:: Data for this exercise ::
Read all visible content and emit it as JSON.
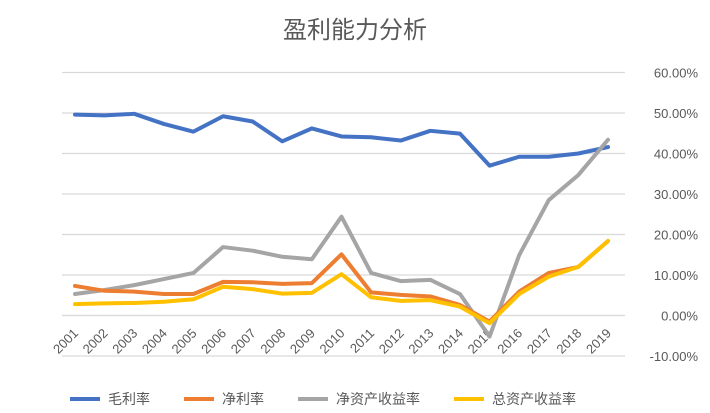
{
  "chart_data": {
    "type": "line",
    "title": "盈利能力分析",
    "x": [
      "2001",
      "2002",
      "2003",
      "2004",
      "2005",
      "2006",
      "2007",
      "2008",
      "2009",
      "2010",
      "2011",
      "2012",
      "2013",
      "2014",
      "2015",
      "2016",
      "2017",
      "2018",
      "2019"
    ],
    "series": [
      {
        "name": "毛利率",
        "color": "#4472C4",
        "values": [
          49.6,
          49.4,
          49.8,
          47.3,
          45.4,
          49.2,
          47.9,
          43.0,
          46.2,
          44.2,
          44.0,
          43.2,
          45.6,
          44.9,
          37.0,
          39.2,
          39.2,
          40.0,
          41.6
        ]
      },
      {
        "name": "净利率",
        "color": "#ED7D31",
        "values": [
          7.3,
          6.1,
          5.9,
          5.3,
          5.3,
          8.3,
          8.2,
          7.8,
          8.0,
          15.1,
          5.7,
          5.1,
          4.7,
          2.6,
          -1.5,
          5.9,
          10.5,
          12.0,
          18.4
        ]
      },
      {
        "name": "净资产收益率",
        "color": "#A5A5A5",
        "values": [
          5.3,
          6.3,
          7.5,
          9.0,
          10.5,
          16.9,
          16.0,
          14.5,
          13.9,
          24.4,
          10.5,
          8.5,
          8.8,
          5.3,
          -5.2,
          14.9,
          28.5,
          34.7,
          43.4
        ]
      },
      {
        "name": "总资产收益率",
        "color": "#FFC000",
        "values": [
          2.8,
          3.0,
          3.1,
          3.4,
          4.0,
          7.1,
          6.5,
          5.4,
          5.6,
          10.2,
          4.5,
          3.6,
          3.8,
          2.2,
          -1.9,
          5.3,
          9.6,
          12.0,
          18.4
        ]
      }
    ],
    "yticks": [
      "-10.00%",
      "0.00%",
      "10.00%",
      "20.00%",
      "30.00%",
      "40.00%",
      "50.00%",
      "60.00%"
    ],
    "ylim": [
      -10,
      60
    ],
    "yaxis_position": "right",
    "grid": true,
    "legend_position": "bottom"
  }
}
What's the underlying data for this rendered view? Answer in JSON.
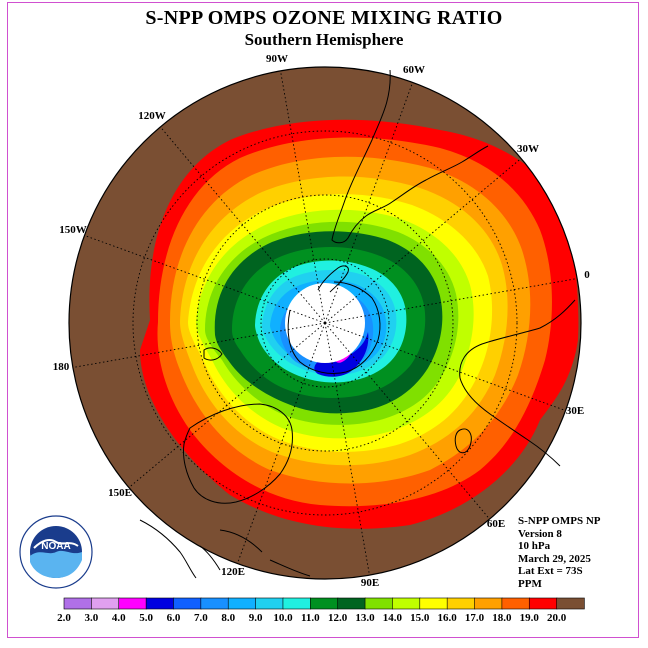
:::
> [Exercise brief]:
Within the records above, how many lines include the word "JSON"? State the number by itself.

> [Final answer]:
2